● Aim:
Pick out every line holding the string "Error" and copy it.

● Record excerpts:

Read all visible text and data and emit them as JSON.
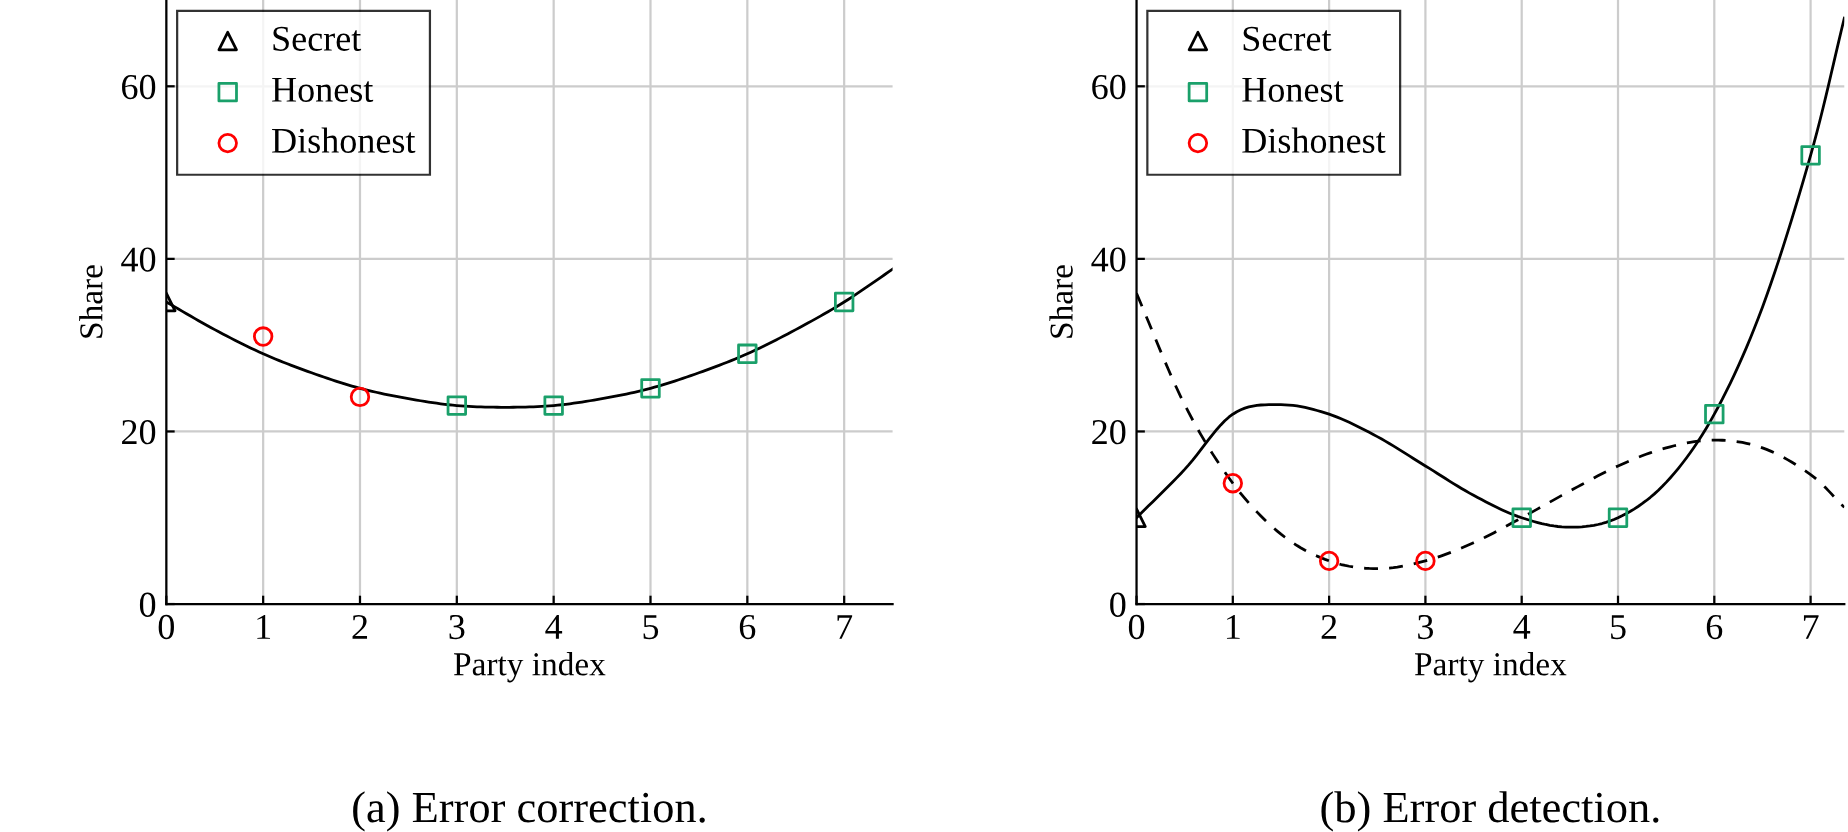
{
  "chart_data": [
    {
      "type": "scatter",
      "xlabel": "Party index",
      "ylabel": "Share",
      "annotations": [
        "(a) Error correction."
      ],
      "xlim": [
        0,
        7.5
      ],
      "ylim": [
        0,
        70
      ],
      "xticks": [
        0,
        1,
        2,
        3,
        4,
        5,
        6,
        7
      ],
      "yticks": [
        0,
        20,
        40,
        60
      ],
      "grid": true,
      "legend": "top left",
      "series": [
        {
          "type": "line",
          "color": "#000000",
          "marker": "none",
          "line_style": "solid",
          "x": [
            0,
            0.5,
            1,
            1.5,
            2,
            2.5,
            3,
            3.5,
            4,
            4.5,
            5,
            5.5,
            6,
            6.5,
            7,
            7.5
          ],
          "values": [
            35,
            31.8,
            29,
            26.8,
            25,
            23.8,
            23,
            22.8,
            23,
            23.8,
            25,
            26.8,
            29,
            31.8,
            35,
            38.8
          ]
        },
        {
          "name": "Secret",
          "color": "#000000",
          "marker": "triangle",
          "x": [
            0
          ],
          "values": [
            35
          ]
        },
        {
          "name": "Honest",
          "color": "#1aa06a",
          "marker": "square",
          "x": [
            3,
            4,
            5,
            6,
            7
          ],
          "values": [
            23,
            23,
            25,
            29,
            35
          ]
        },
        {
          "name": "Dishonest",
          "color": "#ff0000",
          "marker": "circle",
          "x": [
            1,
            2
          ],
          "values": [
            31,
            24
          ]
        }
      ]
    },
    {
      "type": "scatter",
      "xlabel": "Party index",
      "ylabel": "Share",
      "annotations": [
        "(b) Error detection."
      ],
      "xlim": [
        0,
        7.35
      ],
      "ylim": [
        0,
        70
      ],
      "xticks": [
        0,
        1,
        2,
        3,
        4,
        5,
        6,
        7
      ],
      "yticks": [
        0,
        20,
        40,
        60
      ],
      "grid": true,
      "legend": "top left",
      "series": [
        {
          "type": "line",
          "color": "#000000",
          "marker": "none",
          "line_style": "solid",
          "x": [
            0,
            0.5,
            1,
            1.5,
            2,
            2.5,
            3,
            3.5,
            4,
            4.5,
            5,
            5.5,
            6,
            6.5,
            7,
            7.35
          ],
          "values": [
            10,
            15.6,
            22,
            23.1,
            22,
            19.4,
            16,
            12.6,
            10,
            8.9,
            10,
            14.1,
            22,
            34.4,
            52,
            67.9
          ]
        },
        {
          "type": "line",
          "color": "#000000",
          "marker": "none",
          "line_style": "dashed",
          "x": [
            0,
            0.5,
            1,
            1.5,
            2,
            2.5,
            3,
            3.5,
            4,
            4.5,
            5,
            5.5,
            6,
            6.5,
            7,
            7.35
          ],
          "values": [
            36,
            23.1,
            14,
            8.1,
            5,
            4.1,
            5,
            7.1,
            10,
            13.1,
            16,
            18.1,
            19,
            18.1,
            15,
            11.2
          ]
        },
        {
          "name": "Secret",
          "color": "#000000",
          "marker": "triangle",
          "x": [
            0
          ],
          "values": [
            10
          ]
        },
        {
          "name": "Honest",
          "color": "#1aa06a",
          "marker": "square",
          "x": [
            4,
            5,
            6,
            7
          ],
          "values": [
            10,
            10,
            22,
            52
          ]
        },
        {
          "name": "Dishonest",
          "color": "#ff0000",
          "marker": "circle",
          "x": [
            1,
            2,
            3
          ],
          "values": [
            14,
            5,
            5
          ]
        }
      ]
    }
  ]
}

● Response below:
        "(a) Error correction."
        "(b) Error detection."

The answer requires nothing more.